■ GIVEN TASK
Extract the full set of records, then give each one again exactly.

* Begin SOURCE DATA *

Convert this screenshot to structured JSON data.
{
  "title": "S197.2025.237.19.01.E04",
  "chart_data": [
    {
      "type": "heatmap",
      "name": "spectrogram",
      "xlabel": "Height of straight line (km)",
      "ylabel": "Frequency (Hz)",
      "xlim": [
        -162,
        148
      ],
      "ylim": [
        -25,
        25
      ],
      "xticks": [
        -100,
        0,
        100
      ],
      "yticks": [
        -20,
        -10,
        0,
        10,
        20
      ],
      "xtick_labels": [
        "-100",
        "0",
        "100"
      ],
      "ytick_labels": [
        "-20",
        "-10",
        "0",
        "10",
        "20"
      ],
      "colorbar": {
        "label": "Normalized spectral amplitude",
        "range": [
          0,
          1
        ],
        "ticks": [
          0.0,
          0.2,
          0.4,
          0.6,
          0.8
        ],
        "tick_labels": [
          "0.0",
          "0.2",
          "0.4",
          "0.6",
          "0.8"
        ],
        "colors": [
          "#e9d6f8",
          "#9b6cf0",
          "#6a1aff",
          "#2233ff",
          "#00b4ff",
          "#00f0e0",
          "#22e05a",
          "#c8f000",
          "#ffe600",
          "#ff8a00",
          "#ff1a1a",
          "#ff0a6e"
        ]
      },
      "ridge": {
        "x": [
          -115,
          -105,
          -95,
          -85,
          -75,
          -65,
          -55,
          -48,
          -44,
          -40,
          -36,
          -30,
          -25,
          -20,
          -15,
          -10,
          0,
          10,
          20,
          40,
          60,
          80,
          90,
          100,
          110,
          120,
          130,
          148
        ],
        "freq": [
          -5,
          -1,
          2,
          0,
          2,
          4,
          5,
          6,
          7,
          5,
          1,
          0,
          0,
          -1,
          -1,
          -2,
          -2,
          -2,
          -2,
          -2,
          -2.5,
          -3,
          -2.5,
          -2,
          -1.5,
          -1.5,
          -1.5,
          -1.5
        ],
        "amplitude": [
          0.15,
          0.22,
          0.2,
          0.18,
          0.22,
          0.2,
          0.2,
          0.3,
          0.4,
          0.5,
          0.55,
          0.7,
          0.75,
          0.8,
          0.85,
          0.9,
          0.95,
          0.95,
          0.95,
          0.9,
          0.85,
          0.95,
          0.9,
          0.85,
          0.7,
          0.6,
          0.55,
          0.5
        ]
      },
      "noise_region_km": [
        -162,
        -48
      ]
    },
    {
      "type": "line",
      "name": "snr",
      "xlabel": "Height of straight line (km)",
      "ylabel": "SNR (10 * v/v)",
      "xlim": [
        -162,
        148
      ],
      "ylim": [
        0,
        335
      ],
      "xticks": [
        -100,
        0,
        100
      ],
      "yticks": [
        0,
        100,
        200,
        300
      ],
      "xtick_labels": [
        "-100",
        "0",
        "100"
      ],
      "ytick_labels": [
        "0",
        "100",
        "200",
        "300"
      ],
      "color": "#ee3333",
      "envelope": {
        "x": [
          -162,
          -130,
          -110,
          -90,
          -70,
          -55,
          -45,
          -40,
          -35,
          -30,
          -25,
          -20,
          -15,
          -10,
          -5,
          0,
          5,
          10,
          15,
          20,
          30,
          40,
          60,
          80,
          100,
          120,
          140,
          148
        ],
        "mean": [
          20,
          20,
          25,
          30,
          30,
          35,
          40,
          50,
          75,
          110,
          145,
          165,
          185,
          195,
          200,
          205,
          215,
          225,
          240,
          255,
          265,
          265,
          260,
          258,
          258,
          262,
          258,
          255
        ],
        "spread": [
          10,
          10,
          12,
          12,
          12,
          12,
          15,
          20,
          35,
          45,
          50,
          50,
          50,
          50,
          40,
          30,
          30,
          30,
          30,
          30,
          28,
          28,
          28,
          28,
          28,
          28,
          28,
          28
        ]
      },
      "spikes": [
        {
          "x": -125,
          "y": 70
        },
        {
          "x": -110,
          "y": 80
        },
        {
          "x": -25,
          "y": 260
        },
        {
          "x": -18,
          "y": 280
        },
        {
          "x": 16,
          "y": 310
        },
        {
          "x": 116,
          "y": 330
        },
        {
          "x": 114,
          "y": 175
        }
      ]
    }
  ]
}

* End SOURCE DATA *

■ RESPONSE TO THIS EXERCISE
Convert this screenshot to structured JSON data.
{
  "title": "S197.2025.237.19.01.E04",
  "chart_data": [
    {
      "type": "heatmap",
      "name": "spectrogram",
      "xlabel": "Height of straight line (km)",
      "ylabel": "Frequency (Hz)",
      "xlim": [
        -162,
        148
      ],
      "ylim": [
        -25,
        25
      ],
      "xticks": [
        -100,
        0,
        100
      ],
      "yticks": [
        -20,
        -10,
        0,
        10,
        20
      ],
      "xtick_labels": [
        "-100",
        "0",
        "100"
      ],
      "ytick_labels": [
        "-20",
        "-10",
        "0",
        "10",
        "20"
      ],
      "colorbar": {
        "label": "Normalized spectral amplitude",
        "range": [
          0,
          1
        ],
        "ticks": [
          0.0,
          0.2,
          0.4,
          0.6,
          0.8
        ],
        "tick_labels": [
          "0.0",
          "0.2",
          "0.4",
          "0.6",
          "0.8"
        ],
        "colors": [
          "#e9d6f8",
          "#9b6cf0",
          "#6a1aff",
          "#2233ff",
          "#00b4ff",
          "#00f0e0",
          "#22e05a",
          "#c8f000",
          "#ffe600",
          "#ff8a00",
          "#ff1a1a",
          "#ff0a6e"
        ]
      },
      "ridge": {
        "x": [
          -115,
          -105,
          -95,
          -85,
          -75,
          -65,
          -55,
          -48,
          -44,
          -40,
          -36,
          -30,
          -25,
          -20,
          -15,
          -10,
          0,
          10,
          20,
          40,
          60,
          80,
          90,
          100,
          110,
          120,
          130,
          148
        ],
        "freq": [
          -5,
          -1,
          2,
          0,
          2,
          4,
          5,
          6,
          7,
          5,
          1,
          0,
          0,
          -1,
          -1,
          -2,
          -2,
          -2,
          -2,
          -2,
          -2.5,
          -3,
          -2.5,
          -2,
          -1.5,
          -1.5,
          -1.5,
          -1.5
        ],
        "amplitude": [
          0.15,
          0.22,
          0.2,
          0.18,
          0.22,
          0.2,
          0.2,
          0.3,
          0.4,
          0.5,
          0.55,
          0.7,
          0.75,
          0.8,
          0.85,
          0.9,
          0.95,
          0.95,
          0.95,
          0.9,
          0.85,
          0.95,
          0.9,
          0.85,
          0.7,
          0.6,
          0.55,
          0.5
        ]
      },
      "noise_region_km": [
        -162,
        -48
      ]
    },
    {
      "type": "line",
      "name": "snr",
      "xlabel": "Height of straight line (km)",
      "ylabel": "SNR (10 * v/v)",
      "xlim": [
        -162,
        148
      ],
      "ylim": [
        0,
        335
      ],
      "xticks": [
        -100,
        0,
        100
      ],
      "yticks": [
        0,
        100,
        200,
        300
      ],
      "xtick_labels": [
        "-100",
        "0",
        "100"
      ],
      "ytick_labels": [
        "0",
        "100",
        "200",
        "300"
      ],
      "color": "#ee3333",
      "envelope": {
        "x": [
          -162,
          -130,
          -110,
          -90,
          -70,
          -55,
          -45,
          -40,
          -35,
          -30,
          -25,
          -20,
          -15,
          -10,
          -5,
          0,
          5,
          10,
          15,
          20,
          30,
          40,
          60,
          80,
          100,
          120,
          140,
          148
        ],
        "mean": [
          20,
          20,
          25,
          30,
          30,
          35,
          40,
          50,
          75,
          110,
          145,
          165,
          185,
          195,
          200,
          205,
          215,
          225,
          240,
          255,
          265,
          265,
          260,
          258,
          258,
          262,
          258,
          255
        ],
        "spread": [
          10,
          10,
          12,
          12,
          12,
          12,
          15,
          20,
          35,
          45,
          50,
          50,
          50,
          50,
          40,
          30,
          30,
          30,
          30,
          30,
          28,
          28,
          28,
          28,
          28,
          28,
          28,
          28
        ]
      },
      "spikes": [
        {
          "x": -125,
          "y": 70
        },
        {
          "x": -110,
          "y": 80
        },
        {
          "x": -25,
          "y": 260
        },
        {
          "x": -18,
          "y": 280
        },
        {
          "x": 16,
          "y": 310
        },
        {
          "x": 116,
          "y": 330
        },
        {
          "x": 114,
          "y": 175
        }
      ]
    }
  ]
}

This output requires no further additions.